## WRITTEN INSTRUCTION
Transcribe all the records with complete accuracy.

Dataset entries

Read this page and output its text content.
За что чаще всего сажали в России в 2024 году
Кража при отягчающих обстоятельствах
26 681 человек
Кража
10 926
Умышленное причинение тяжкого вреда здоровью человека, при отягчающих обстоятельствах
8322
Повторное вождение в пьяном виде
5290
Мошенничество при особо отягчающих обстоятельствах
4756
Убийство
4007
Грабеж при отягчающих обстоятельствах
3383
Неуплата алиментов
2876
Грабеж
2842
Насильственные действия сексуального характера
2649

## CORRECT RESPONSE
Read this page and output its text content.
За что чаще всего сажали в России в 2024 году
Кража при отягчающих обстоятельствах
26 681 человек
Кража
10 926
Умышленное причинение тяжкого вреда здоровью человека, при отягчающих обстоятельствах
8322
Повторное вождение в пьяном виде
5290
Мошенничество при особо отягчающих обстоятельствах
4756
Убийство
4007
Грабеж при отягчающих обстоятельствах
3383
Неуплата алиментов
2876
Грабеж
2842
Насильственные действия сексуального характера
2649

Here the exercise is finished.